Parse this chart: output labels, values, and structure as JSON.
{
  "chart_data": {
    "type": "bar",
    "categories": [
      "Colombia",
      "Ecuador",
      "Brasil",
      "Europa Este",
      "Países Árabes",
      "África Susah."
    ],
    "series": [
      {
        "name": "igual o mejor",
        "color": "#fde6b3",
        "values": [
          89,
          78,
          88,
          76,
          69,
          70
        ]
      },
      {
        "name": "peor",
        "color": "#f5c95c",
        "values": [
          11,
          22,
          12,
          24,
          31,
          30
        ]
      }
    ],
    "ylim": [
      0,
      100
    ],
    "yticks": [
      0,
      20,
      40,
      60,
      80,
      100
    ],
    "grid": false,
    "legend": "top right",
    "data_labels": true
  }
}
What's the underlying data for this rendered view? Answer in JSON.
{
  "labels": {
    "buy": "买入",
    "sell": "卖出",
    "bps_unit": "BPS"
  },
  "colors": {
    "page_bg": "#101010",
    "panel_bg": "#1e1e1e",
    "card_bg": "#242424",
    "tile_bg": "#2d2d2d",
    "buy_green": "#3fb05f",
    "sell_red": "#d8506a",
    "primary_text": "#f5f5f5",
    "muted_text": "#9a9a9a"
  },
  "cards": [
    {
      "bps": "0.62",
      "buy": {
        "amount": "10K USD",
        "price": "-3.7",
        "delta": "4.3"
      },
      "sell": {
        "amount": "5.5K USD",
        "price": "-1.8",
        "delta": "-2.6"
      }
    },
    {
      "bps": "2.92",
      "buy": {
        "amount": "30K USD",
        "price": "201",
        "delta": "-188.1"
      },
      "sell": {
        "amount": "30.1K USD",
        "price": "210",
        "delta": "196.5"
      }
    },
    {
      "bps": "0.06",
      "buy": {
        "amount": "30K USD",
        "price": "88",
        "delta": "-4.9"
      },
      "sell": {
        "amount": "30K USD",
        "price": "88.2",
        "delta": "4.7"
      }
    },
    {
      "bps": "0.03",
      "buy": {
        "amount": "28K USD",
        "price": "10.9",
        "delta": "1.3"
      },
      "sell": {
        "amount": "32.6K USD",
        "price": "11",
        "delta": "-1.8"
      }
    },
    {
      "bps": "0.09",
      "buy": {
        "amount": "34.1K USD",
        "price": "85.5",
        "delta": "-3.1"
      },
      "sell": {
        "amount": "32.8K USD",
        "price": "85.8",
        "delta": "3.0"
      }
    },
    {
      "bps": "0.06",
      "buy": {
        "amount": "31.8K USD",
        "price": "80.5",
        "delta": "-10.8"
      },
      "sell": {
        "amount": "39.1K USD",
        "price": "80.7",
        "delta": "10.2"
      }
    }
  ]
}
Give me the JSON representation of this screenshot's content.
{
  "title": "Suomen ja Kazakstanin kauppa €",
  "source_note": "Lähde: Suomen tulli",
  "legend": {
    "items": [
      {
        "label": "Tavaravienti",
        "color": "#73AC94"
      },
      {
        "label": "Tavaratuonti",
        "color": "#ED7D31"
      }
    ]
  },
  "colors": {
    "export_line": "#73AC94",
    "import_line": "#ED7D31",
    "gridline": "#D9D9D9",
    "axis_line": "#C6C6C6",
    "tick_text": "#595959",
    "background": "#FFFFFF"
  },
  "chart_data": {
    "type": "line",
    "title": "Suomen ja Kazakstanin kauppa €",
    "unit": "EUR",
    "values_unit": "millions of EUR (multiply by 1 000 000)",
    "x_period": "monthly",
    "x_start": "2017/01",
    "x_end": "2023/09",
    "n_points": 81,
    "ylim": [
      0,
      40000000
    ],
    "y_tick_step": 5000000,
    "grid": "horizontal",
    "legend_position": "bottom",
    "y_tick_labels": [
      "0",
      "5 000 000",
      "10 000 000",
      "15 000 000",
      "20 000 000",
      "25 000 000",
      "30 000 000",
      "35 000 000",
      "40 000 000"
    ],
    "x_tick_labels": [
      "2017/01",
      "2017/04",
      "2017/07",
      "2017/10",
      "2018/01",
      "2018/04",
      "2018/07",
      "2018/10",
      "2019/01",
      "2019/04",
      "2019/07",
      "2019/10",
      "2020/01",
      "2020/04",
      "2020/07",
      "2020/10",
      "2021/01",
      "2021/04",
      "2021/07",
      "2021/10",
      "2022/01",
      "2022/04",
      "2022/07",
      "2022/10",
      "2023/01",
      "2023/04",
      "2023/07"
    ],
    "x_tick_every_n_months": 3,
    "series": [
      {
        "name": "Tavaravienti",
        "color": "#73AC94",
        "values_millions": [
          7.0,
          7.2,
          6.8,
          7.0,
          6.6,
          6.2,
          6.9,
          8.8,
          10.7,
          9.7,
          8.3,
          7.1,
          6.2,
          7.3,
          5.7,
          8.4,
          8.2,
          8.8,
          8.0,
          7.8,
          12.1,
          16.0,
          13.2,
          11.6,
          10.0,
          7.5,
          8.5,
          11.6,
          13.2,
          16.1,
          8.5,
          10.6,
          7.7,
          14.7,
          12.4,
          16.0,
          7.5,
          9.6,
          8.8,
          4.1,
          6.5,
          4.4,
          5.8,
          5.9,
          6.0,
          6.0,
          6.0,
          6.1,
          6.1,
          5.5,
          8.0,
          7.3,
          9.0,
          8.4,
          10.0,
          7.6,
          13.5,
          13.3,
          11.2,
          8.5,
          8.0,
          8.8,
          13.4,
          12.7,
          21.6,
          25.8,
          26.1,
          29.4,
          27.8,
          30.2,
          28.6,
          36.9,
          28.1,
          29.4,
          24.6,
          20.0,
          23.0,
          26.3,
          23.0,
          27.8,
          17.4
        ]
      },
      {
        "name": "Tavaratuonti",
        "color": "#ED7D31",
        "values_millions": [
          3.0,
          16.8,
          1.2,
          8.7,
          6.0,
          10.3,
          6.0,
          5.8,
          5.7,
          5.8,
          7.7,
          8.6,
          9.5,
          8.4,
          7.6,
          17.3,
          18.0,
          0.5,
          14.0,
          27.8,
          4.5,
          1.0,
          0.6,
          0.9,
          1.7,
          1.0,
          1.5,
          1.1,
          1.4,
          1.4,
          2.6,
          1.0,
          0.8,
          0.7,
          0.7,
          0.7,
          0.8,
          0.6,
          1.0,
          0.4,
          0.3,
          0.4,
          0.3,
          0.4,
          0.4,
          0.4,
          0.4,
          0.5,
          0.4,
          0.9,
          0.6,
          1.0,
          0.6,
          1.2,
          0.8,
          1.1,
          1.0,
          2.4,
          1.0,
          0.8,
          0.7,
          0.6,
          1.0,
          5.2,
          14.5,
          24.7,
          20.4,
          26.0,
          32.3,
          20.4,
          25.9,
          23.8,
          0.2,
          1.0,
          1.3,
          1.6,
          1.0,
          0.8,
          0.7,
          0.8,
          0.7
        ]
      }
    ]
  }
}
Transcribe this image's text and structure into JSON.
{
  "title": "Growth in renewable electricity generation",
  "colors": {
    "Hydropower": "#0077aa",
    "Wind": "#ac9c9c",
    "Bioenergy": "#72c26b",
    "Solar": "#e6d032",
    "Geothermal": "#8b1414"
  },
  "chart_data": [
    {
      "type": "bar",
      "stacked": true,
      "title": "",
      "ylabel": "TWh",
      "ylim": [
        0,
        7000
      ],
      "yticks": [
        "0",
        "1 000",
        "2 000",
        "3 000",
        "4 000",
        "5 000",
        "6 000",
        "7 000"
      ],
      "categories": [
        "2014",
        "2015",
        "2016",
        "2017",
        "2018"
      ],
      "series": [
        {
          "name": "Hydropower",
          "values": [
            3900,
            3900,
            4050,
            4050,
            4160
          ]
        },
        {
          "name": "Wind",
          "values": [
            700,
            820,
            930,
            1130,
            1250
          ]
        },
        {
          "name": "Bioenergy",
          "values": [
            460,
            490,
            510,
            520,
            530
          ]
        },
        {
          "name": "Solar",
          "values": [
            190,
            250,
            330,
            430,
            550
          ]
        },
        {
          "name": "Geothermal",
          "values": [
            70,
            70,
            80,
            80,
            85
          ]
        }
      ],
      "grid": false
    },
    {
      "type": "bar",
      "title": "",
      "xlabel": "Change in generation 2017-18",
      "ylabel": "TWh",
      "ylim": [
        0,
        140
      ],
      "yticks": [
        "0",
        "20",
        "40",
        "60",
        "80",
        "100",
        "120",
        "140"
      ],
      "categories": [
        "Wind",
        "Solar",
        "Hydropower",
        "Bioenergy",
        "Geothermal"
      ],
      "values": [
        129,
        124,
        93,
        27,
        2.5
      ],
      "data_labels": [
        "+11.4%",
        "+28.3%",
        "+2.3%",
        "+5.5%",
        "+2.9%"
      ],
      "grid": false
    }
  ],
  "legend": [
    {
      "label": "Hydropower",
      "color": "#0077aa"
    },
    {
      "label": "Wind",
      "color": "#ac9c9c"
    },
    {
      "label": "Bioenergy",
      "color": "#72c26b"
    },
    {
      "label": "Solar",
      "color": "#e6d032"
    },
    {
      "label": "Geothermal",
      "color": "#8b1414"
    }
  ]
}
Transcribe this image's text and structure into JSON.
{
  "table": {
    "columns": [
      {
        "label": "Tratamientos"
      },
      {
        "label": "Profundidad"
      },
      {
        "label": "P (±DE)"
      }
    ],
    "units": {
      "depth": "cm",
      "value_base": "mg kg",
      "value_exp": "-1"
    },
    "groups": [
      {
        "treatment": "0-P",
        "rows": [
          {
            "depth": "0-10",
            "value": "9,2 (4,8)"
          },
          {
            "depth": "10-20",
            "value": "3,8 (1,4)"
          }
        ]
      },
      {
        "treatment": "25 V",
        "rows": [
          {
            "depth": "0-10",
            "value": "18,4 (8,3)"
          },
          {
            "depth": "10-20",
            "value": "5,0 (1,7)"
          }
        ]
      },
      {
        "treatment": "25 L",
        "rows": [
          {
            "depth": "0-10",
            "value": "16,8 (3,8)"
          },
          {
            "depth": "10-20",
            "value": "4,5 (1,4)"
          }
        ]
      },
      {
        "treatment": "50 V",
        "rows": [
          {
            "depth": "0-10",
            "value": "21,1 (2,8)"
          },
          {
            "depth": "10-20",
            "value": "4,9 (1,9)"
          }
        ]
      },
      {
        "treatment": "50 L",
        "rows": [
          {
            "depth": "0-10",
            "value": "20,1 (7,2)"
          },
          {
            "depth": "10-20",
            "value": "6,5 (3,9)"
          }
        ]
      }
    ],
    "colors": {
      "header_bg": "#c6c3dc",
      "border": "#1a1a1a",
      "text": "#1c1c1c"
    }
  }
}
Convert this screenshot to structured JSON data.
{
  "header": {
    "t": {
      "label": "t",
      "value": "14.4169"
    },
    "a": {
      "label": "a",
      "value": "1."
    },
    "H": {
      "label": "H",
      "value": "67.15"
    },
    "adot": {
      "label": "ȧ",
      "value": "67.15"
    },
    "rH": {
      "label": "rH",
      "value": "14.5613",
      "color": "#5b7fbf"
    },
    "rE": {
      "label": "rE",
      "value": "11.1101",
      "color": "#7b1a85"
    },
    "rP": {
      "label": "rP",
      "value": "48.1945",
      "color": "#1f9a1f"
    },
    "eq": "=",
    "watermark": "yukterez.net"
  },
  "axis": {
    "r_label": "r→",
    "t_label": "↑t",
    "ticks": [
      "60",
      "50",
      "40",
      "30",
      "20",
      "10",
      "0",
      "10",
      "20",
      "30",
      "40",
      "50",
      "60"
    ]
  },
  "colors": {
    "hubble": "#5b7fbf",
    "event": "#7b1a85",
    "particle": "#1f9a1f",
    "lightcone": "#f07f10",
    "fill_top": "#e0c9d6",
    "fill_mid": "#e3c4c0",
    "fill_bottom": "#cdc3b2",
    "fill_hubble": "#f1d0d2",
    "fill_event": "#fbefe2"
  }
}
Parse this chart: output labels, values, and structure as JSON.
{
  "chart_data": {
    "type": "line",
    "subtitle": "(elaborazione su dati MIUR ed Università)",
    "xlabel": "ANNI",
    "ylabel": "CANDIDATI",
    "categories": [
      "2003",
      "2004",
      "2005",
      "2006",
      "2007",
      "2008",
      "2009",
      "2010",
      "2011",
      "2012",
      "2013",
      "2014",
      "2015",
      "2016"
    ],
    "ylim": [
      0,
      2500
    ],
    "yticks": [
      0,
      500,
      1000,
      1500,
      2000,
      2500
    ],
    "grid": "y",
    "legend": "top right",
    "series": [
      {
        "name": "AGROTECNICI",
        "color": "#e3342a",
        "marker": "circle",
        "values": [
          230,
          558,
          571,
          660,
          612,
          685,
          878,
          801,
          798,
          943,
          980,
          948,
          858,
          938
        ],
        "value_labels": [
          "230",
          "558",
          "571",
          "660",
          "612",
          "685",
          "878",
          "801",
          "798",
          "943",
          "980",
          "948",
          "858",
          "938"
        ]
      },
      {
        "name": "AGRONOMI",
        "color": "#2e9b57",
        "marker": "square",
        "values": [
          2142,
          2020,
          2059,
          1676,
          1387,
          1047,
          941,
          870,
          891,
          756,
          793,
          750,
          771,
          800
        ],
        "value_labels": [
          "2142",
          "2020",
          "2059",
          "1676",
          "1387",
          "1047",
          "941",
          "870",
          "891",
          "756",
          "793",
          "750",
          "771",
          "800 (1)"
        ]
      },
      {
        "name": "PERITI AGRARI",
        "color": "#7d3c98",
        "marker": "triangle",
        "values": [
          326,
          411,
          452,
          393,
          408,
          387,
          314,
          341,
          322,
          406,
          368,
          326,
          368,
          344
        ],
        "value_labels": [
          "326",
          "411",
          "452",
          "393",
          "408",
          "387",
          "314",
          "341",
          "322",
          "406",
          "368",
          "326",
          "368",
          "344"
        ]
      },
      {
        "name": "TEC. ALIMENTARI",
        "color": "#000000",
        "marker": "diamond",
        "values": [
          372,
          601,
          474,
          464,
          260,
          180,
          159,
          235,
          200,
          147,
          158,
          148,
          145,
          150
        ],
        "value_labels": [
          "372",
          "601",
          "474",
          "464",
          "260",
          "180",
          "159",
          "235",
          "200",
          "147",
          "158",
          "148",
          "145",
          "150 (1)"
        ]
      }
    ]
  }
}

|---|

* TASK PROMPT: List every line above that contains the word "treatment".

* ANSWER TO THIS PROBLEM:
        "treatment": "0-P",
        "treatment": "25 V",
        "treatment": "25 L",
        "treatment": "50 V",
        "treatment": "50 L",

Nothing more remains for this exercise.